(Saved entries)
= = = =

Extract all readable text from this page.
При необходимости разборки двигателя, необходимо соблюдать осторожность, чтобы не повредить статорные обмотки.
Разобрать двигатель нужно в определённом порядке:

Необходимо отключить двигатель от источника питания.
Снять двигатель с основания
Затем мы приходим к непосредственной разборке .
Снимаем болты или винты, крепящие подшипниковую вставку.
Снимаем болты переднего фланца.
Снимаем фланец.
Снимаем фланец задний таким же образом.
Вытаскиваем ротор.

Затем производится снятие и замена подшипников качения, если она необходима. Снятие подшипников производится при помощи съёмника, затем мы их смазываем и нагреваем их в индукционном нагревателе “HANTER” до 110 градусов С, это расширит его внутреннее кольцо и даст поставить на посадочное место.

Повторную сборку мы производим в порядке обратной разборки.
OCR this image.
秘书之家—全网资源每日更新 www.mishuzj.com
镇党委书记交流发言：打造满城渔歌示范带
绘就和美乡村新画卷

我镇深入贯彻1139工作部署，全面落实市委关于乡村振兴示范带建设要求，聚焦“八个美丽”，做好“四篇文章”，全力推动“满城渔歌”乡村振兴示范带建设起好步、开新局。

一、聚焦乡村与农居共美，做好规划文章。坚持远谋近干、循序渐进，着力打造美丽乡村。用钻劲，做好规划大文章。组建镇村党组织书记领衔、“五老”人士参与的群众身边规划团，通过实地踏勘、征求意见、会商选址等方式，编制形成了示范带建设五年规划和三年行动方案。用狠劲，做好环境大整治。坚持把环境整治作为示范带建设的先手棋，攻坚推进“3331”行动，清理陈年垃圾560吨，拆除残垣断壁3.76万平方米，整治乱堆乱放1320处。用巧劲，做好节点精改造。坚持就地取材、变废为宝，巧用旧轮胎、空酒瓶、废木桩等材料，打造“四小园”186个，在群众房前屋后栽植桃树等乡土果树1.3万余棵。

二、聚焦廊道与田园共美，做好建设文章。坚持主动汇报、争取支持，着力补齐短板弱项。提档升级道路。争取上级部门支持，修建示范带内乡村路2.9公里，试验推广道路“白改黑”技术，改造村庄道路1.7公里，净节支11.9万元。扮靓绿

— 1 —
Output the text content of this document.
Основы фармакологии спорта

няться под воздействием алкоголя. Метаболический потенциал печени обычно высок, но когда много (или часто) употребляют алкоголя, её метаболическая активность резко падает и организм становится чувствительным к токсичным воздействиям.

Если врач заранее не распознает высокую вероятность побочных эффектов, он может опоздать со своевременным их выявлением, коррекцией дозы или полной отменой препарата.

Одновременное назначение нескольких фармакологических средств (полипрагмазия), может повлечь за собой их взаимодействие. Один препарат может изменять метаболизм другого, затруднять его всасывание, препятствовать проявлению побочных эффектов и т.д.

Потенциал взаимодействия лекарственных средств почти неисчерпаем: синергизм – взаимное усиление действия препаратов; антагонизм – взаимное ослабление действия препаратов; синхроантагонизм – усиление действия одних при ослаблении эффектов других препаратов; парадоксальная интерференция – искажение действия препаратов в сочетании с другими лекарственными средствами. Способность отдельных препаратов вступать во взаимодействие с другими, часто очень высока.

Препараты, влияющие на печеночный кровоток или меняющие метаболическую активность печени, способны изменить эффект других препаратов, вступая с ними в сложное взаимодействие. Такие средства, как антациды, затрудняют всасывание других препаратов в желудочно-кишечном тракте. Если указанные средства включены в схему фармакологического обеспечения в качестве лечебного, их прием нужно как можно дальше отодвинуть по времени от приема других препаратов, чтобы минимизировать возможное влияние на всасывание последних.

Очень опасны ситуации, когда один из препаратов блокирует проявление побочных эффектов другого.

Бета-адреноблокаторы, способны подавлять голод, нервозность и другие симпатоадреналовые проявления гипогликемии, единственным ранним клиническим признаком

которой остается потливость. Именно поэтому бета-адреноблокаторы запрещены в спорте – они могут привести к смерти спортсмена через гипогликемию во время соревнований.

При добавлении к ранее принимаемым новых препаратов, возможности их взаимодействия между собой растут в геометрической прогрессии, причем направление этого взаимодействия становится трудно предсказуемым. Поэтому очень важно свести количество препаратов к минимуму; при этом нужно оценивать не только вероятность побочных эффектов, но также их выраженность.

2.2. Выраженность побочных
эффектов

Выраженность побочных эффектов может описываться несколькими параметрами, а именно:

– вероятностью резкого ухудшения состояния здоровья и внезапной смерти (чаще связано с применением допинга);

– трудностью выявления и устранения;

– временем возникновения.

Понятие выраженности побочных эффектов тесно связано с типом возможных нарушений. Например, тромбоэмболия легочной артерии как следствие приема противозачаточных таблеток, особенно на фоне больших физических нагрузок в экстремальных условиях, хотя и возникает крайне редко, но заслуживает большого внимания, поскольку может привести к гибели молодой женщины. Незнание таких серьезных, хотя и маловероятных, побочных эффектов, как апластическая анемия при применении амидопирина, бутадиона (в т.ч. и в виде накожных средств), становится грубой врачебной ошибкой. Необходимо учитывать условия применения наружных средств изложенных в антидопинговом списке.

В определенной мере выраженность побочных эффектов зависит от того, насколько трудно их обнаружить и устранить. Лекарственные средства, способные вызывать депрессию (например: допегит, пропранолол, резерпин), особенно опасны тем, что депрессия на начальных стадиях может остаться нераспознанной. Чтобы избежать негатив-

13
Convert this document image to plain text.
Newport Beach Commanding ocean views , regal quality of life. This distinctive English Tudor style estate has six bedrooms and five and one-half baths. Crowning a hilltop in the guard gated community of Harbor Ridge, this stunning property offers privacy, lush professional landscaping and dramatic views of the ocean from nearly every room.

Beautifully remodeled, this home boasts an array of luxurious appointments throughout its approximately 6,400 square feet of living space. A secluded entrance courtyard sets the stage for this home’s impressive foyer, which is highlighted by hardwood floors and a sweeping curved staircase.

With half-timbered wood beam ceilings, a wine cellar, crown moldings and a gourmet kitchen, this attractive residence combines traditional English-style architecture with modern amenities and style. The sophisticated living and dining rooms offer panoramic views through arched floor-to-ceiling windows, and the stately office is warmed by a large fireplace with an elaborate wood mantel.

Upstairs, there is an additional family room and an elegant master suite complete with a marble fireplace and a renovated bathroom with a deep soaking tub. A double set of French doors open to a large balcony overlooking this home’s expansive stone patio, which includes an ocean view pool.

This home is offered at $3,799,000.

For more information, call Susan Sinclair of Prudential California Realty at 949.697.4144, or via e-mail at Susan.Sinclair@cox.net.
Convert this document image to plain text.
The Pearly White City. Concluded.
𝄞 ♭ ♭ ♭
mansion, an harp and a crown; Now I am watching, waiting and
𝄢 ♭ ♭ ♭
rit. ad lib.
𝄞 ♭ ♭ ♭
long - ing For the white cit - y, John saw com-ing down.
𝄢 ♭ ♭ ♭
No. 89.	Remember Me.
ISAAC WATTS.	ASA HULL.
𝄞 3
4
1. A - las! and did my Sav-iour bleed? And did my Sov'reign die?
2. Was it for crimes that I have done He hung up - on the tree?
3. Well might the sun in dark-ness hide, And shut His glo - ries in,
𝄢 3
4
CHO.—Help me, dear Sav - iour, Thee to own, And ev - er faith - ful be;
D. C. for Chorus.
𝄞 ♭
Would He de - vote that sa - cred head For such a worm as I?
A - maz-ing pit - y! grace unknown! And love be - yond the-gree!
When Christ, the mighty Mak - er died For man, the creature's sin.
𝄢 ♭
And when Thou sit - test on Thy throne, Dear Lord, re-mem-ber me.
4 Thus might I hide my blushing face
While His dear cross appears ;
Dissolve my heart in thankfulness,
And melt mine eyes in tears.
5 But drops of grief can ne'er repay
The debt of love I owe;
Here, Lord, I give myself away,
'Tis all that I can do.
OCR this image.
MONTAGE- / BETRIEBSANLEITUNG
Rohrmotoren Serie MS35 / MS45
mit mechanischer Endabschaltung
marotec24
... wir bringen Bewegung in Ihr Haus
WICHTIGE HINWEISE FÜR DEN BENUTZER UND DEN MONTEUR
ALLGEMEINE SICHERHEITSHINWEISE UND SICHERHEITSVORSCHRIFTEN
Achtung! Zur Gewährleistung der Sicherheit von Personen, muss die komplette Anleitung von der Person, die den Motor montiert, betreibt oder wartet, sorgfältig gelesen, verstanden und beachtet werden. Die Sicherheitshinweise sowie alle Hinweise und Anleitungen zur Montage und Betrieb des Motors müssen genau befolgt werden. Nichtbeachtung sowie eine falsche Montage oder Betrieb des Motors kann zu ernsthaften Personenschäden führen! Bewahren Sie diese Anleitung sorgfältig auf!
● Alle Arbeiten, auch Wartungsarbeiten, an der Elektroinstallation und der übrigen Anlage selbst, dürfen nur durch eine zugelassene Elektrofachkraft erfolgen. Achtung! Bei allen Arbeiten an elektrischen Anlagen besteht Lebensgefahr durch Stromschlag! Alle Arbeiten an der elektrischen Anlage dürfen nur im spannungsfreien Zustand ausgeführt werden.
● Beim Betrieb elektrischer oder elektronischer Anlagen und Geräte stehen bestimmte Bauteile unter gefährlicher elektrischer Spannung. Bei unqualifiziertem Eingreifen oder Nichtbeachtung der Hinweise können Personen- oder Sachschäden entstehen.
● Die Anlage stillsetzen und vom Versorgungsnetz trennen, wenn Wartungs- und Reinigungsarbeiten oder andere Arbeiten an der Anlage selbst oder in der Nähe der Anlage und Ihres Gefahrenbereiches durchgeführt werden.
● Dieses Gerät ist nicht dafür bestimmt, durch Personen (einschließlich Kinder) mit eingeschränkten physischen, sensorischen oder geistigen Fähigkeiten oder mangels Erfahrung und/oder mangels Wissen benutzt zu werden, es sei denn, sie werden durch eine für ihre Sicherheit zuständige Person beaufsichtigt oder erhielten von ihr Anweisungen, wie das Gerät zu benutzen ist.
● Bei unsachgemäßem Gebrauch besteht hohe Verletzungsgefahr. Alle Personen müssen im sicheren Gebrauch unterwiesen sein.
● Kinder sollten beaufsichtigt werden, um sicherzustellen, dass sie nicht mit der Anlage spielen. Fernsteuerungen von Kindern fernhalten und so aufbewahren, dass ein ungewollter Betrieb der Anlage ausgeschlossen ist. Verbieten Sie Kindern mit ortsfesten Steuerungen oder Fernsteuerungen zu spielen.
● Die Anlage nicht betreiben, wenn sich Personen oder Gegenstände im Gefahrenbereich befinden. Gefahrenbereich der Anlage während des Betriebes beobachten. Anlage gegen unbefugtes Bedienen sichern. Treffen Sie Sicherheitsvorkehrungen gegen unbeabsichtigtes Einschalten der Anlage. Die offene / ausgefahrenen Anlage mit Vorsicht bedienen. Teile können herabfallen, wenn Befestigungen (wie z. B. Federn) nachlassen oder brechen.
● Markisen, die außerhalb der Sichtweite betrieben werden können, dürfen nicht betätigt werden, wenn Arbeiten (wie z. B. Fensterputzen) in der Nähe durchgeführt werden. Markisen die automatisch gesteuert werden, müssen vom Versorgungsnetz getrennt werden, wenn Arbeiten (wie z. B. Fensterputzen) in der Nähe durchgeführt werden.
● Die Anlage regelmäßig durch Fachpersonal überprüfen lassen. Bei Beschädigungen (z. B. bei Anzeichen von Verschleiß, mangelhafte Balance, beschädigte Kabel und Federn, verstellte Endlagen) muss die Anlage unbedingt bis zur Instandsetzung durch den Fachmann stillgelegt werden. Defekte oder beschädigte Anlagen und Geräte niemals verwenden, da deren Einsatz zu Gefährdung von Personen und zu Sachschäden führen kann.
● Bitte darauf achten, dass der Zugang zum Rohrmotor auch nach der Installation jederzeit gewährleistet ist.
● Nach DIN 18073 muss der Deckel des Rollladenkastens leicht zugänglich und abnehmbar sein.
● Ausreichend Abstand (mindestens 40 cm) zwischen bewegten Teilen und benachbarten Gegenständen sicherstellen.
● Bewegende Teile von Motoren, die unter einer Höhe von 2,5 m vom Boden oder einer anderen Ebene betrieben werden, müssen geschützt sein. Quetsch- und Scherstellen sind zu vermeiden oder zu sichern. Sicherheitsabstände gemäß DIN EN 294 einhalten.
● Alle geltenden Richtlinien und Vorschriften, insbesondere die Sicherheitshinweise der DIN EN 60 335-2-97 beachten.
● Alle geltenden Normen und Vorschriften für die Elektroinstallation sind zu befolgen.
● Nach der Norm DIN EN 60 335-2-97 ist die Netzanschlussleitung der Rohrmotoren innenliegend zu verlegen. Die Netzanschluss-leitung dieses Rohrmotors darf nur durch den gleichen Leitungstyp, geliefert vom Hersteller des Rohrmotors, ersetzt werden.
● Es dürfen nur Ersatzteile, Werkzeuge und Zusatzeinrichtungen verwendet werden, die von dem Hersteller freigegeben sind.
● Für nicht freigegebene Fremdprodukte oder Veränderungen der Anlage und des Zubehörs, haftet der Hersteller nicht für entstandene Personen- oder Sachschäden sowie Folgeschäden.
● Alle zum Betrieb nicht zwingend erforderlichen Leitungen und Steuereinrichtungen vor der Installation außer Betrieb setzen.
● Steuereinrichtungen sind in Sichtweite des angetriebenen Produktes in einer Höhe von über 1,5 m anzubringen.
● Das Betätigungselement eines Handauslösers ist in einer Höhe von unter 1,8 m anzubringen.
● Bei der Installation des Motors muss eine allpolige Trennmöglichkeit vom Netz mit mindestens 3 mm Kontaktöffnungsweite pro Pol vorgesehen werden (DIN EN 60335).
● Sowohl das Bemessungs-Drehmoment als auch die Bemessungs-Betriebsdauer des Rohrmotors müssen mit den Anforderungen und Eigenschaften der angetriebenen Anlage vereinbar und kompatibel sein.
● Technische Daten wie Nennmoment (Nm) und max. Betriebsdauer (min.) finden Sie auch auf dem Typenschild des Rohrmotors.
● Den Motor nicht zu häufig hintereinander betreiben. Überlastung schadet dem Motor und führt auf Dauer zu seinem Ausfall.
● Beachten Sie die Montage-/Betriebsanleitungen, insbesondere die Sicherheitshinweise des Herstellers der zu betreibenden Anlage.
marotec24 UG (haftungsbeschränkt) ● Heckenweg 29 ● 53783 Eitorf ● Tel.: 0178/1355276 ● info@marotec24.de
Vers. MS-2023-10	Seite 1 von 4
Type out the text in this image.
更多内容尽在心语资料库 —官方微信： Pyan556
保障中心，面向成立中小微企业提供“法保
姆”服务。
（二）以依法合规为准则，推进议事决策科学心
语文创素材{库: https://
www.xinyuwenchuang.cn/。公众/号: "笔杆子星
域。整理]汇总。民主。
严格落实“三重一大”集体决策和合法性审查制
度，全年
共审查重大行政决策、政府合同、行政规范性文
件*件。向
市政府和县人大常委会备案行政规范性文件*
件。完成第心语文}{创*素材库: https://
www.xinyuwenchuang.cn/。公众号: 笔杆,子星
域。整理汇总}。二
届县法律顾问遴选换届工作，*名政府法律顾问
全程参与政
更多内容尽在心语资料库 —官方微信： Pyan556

= = = =

> _PROBLEM DETAILS_: Exact repetition is required for the lines from the one that contains "Type out the text in this image." through the final line; leave out everything else.

> _WRITTEN RESPONSE_:
Type out the text in this image.
更多内容尽在心语资料库 —官方微信： Pyan556
保障中心，面向成立中小微企业提供“法保
姆”服务。
（二）以依法合规为准则，推进议事决策科学心
语文创素材{库: https://
www.xinyuwenchuang.cn/。公众/号: "笔杆子星
域。整理]汇总。民主。
严格落实“三重一大”集体决策和合法性审查制
度，全年
共审查重大行政决策、政府合同、行政规范性文
件*件。向
市政府和县人大常委会备案行政规范性文件*
件。完成第心语文}{创*素材库: https://
www.xinyuwenchuang.cn/。公众号: 笔杆,子星
域。整理汇总}。二
届县法律顾问遴选换届工作，*名政府法律顾问
全程参与政
更多内容尽在心语资料库 —官方微信： Pyan556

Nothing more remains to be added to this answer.